PROBLEM: Write the data out again exactly, with no pictures.

EXTRACTED INFORMATION:
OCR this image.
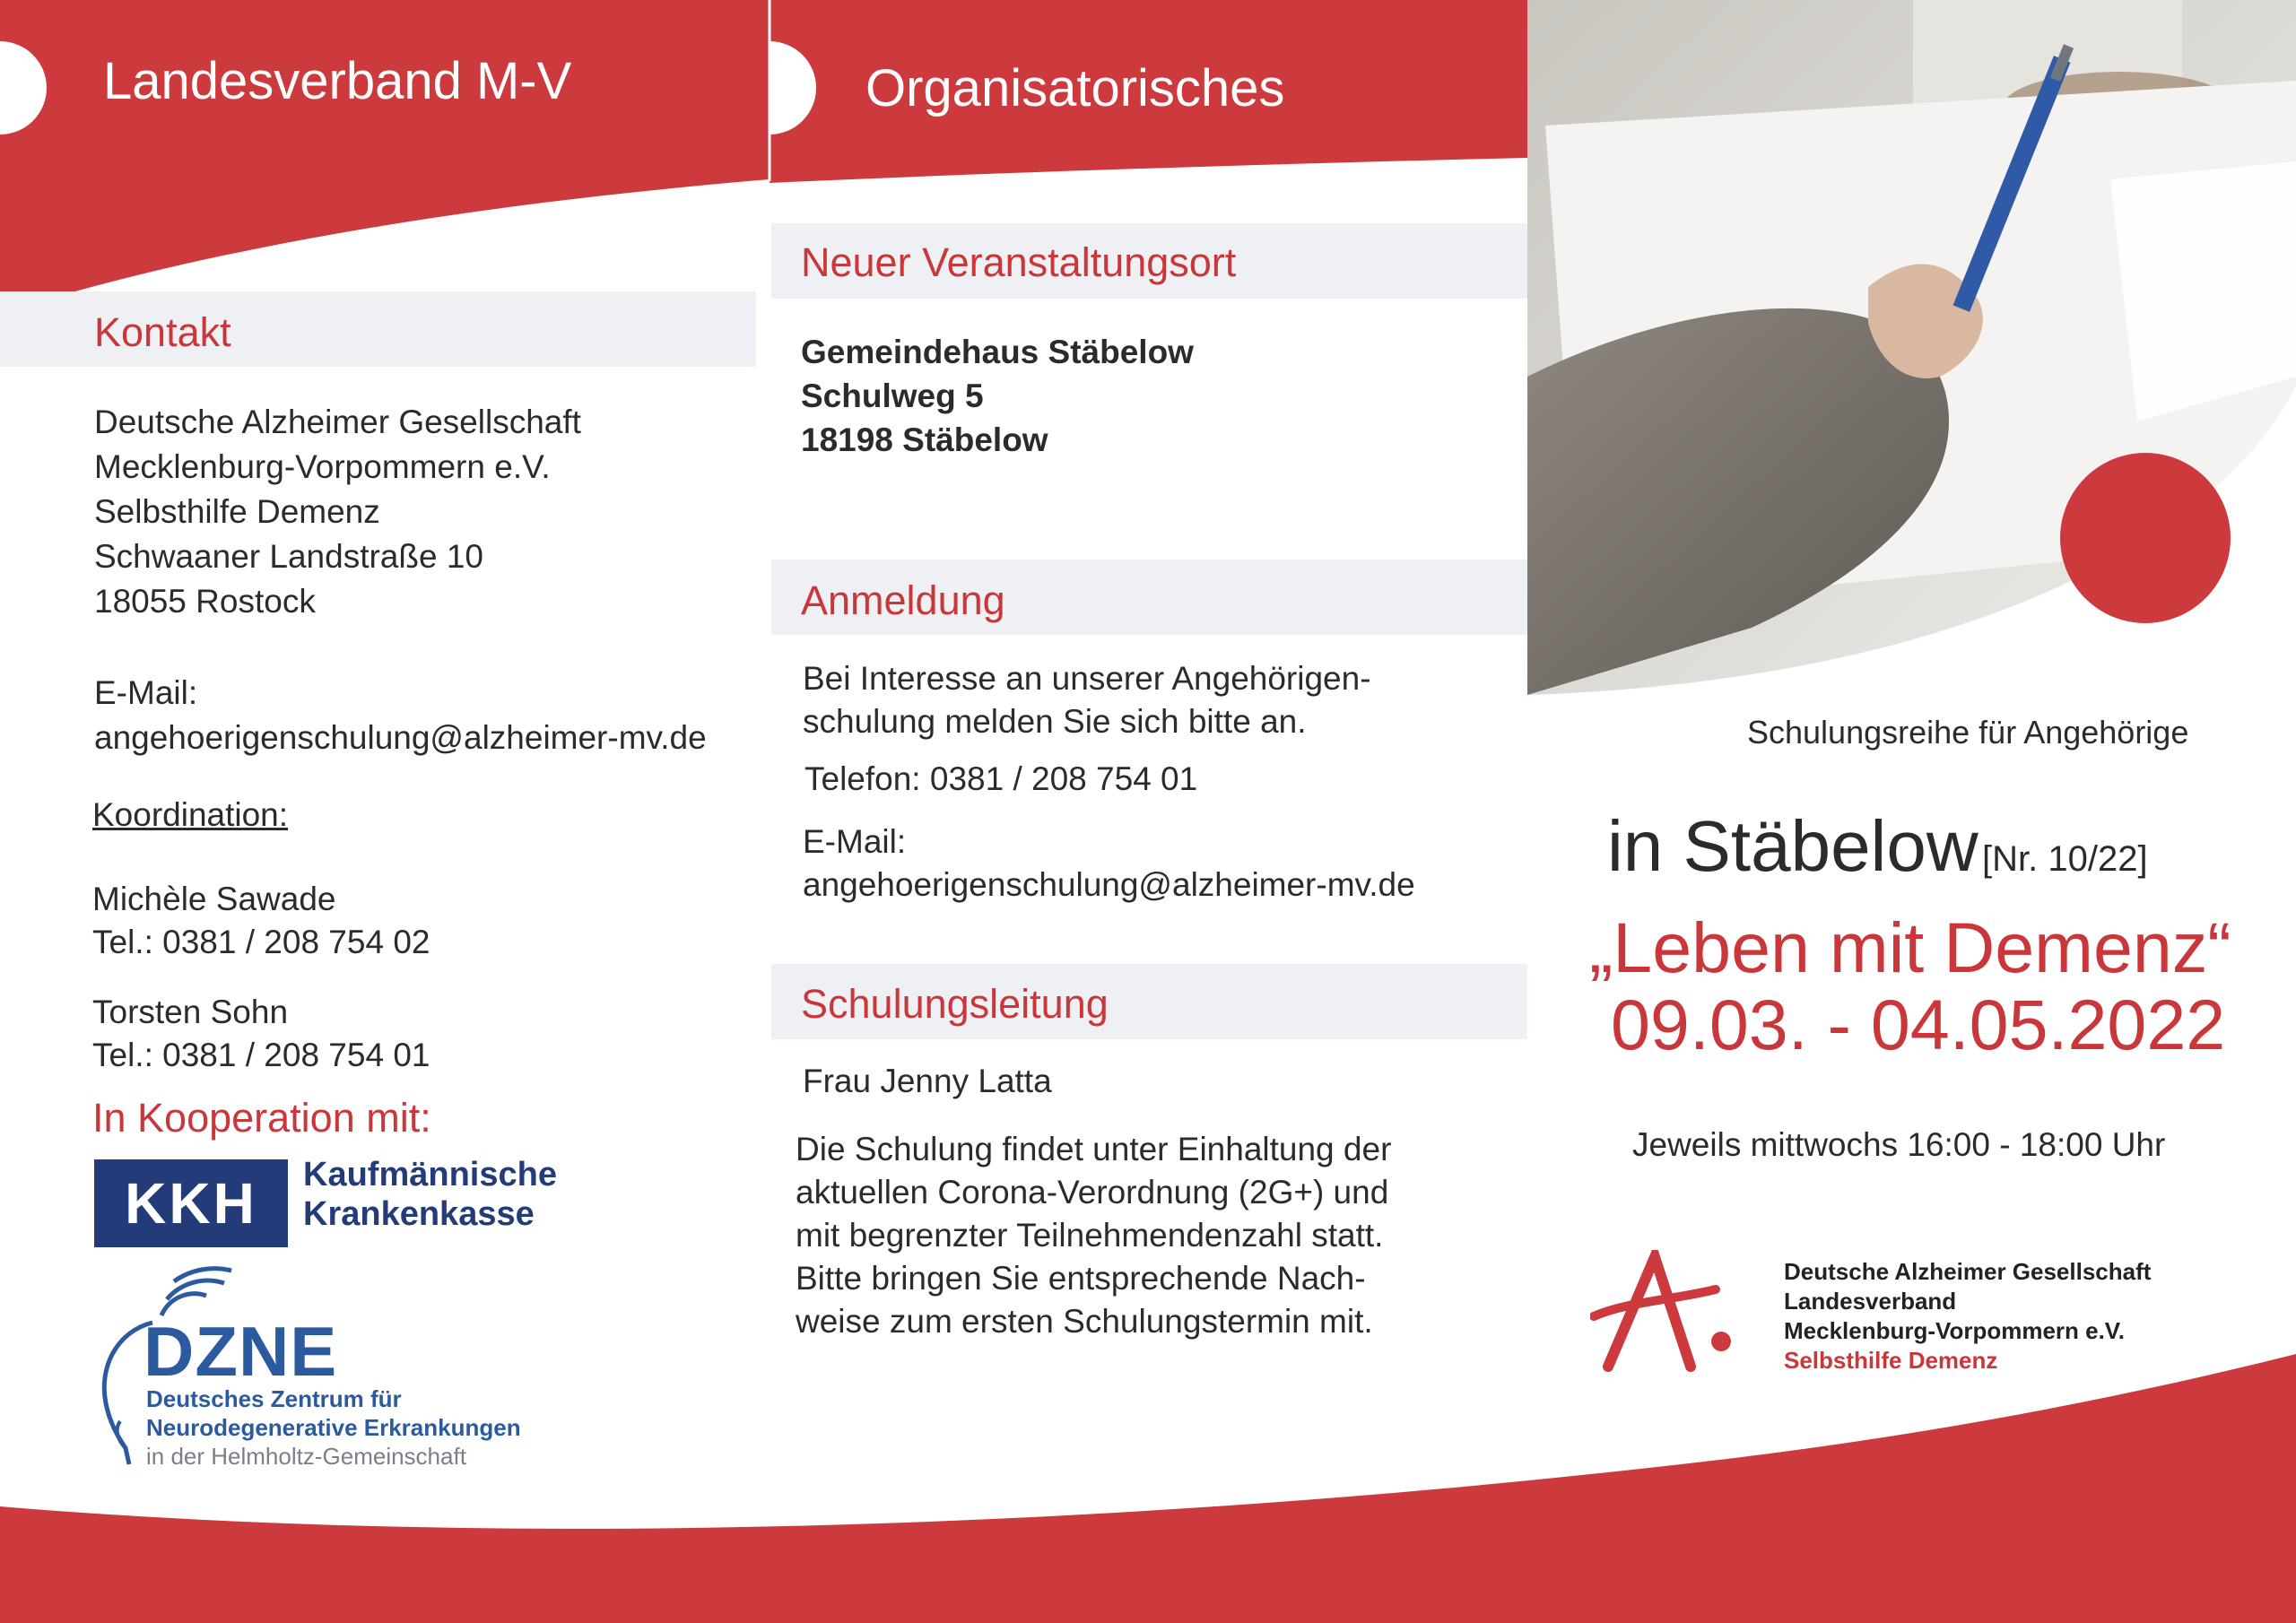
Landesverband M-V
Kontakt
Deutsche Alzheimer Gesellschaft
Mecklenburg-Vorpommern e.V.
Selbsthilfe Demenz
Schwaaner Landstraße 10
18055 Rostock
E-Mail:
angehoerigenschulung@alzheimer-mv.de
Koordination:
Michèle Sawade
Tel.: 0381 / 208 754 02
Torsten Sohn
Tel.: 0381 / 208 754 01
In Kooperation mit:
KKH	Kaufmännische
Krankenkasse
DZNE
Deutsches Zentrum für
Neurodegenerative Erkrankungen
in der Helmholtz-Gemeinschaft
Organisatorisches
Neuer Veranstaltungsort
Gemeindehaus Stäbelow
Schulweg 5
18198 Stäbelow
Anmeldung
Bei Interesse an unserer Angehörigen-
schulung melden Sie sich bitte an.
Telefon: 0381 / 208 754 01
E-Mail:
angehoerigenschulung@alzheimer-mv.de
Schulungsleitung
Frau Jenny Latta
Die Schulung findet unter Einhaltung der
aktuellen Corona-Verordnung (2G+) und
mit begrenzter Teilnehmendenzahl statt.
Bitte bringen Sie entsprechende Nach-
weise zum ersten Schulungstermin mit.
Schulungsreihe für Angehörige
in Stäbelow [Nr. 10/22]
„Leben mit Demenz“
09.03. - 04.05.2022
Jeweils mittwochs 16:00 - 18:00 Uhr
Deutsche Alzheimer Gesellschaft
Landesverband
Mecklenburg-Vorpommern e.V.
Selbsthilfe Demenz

OUTPUT OF THE EXERCISE:
OCR this image.
Landesverband M-V
Kontakt
Deutsche Alzheimer Gesellschaft
Mecklenburg-Vorpommern e.V.
Selbsthilfe Demenz
Schwaaner Landstraße 10
18055 Rostock
E-Mail:
angehoerigenschulung@alzheimer-mv.de
Koordination:
Michèle Sawade
Tel.: 0381 / 208 754 02
Torsten Sohn
Tel.: 0381 / 208 754 01
In Kooperation mit:
KKH	Kaufmännische
Krankenkasse
DZNE
Deutsches Zentrum für
Neurodegenerative Erkrankungen
in der Helmholtz-Gemeinschaft
Organisatorisches
Neuer Veranstaltungsort
Gemeindehaus Stäbelow
Schulweg 5
18198 Stäbelow
Anmeldung
Bei Interesse an unserer Angehörigen-
schulung melden Sie sich bitte an.
Telefon: 0381 / 208 754 01
E-Mail:
angehoerigenschulung@alzheimer-mv.de
Schulungsleitung
Frau Jenny Latta
Die Schulung findet unter Einhaltung der
aktuellen Corona-Verordnung (2G+) und
mit begrenzter Teilnehmendenzahl statt.
Bitte bringen Sie entsprechende Nach-
weise zum ersten Schulungstermin mit.
Schulungsreihe für Angehörige
in Stäbelow [Nr. 10/22]
„Leben mit Demenz“
09.03. - 04.05.2022
Jeweils mittwochs 16:00 - 18:00 Uhr
Deutsche Alzheimer Gesellschaft
Landesverband
Mecklenburg-Vorpommern e.V.
Selbsthilfe Demenz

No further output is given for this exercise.